Of all the lines in the records, how many hold the word "name"? Answer with the number only.

Records from a dataset
....................

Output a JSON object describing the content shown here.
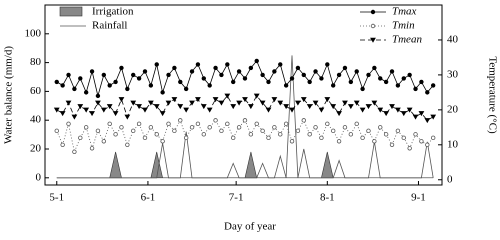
{
  "chart_data": {
    "type": "line",
    "x_label": "Day of year",
    "y_label": "Water balance (mm/d)",
    "y2_label": "Temperature (°C)",
    "x": [
      121,
      123,
      125,
      127,
      129,
      131,
      133,
      135,
      137,
      139,
      141,
      143,
      145,
      147,
      149,
      151,
      153,
      155,
      157,
      159,
      161,
      163,
      165,
      167,
      169,
      171,
      173,
      175,
      177,
      179,
      181,
      183,
      185,
      187,
      189,
      191,
      193,
      195,
      197,
      199,
      201,
      203,
      205,
      207,
      209,
      211,
      213,
      215,
      217,
      219,
      221,
      223,
      225,
      227,
      229,
      231,
      233,
      235,
      237,
      239,
      241,
      243,
      245,
      247,
      249
    ],
    "xlim": [
      117,
      252
    ],
    "xticks": [
      {
        "value": 121,
        "label": "5-1"
      },
      {
        "value": 152,
        "label": "6-1"
      },
      {
        "value": 182,
        "label": "7-1"
      },
      {
        "value": 213,
        "label": "8-1"
      },
      {
        "value": 244,
        "label": "9-1"
      }
    ],
    "ylim": [
      -5,
      120
    ],
    "yticks": [
      0,
      20,
      40,
      60,
      80,
      100
    ],
    "y2lim": [
      -1.5,
      50
    ],
    "y2ticks": [
      0,
      10,
      20,
      30,
      40
    ],
    "series": [
      {
        "name": "Irrigation",
        "style": "area",
        "color": "#888888",
        "values": [
          0,
          0,
          0,
          0,
          0,
          0,
          0,
          0,
          0,
          0,
          18,
          0,
          0,
          0,
          0,
          0,
          0,
          18,
          0,
          0,
          0,
          0,
          0,
          0,
          0,
          0,
          0,
          0,
          0,
          0,
          0,
          0,
          0,
          18,
          0,
          0,
          0,
          0,
          0,
          0,
          0,
          0,
          0,
          0,
          0,
          0,
          18,
          0,
          0,
          0,
          0,
          0,
          0,
          0,
          0,
          0,
          0,
          0,
          0,
          0,
          0,
          0,
          0,
          0,
          0
        ]
      },
      {
        "name": "Rainfall",
        "style": "line",
        "color": "#555555",
        "values": [
          0,
          0,
          0,
          0,
          0,
          0,
          0,
          0,
          0,
          0,
          0,
          0,
          0,
          0,
          0,
          0,
          0,
          0,
          24,
          0,
          0,
          0,
          32,
          0,
          0,
          0,
          0,
          0,
          0,
          0,
          10,
          0,
          0,
          0,
          0,
          10,
          0,
          0,
          15,
          0,
          85,
          0,
          20,
          0,
          0,
          0,
          0,
          0,
          12,
          0,
          0,
          0,
          0,
          0,
          25,
          0,
          0,
          0,
          0,
          0,
          0,
          0,
          0,
          25,
          0
        ]
      },
      {
        "name": "Tmax",
        "axis": "y2",
        "marker": "dot",
        "dash": "",
        "color": "#000000",
        "values": [
          28,
          27,
          30,
          26,
          29,
          25,
          31,
          24,
          30,
          27,
          28,
          32,
          26,
          30,
          29,
          31,
          27,
          33,
          25,
          30,
          32,
          28,
          26,
          31,
          33,
          29,
          27,
          32,
          30,
          33,
          28,
          31,
          29,
          32,
          34,
          30,
          28,
          31,
          33,
          27,
          29,
          32,
          30,
          28,
          31,
          29,
          33,
          27,
          30,
          32,
          28,
          31,
          26,
          30,
          32,
          29,
          28,
          31,
          27,
          29,
          30,
          26,
          28,
          25,
          27
        ]
      },
      {
        "name": "Tmin",
        "axis": "y2",
        "marker": "circle",
        "dash": "1 2",
        "color": "#555555",
        "values": [
          14,
          10,
          16,
          8,
          12,
          15,
          9,
          14,
          11,
          16,
          13,
          15,
          10,
          14,
          16,
          12,
          15,
          13,
          11,
          16,
          14,
          17,
          12,
          15,
          16,
          13,
          15,
          17,
          14,
          16,
          12,
          15,
          17,
          13,
          16,
          14,
          12,
          15,
          13,
          16,
          11,
          14,
          17,
          13,
          15,
          12,
          16,
          14,
          11,
          15,
          13,
          16,
          12,
          14,
          11,
          15,
          13,
          10,
          14,
          12,
          9,
          13,
          11,
          10,
          12
        ]
      },
      {
        "name": "Tmean",
        "axis": "y2",
        "marker": "triangle",
        "dash": "5 3",
        "color": "#000000",
        "values": [
          20,
          19,
          22,
          18,
          21,
          20,
          19,
          22,
          20,
          21,
          19,
          23,
          18,
          22,
          21,
          20,
          22,
          21,
          19,
          22,
          23,
          21,
          20,
          22,
          23,
          21,
          20,
          23,
          22,
          24,
          21,
          22,
          23,
          21,
          24,
          22,
          20,
          23,
          22,
          21,
          20,
          22,
          23,
          21,
          22,
          20,
          23,
          21,
          19,
          22,
          21,
          22,
          20,
          21,
          22,
          20,
          19,
          21,
          20,
          19,
          20,
          18,
          19,
          17,
          18
        ]
      }
    ]
  }
}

....................

THE REPLY => 5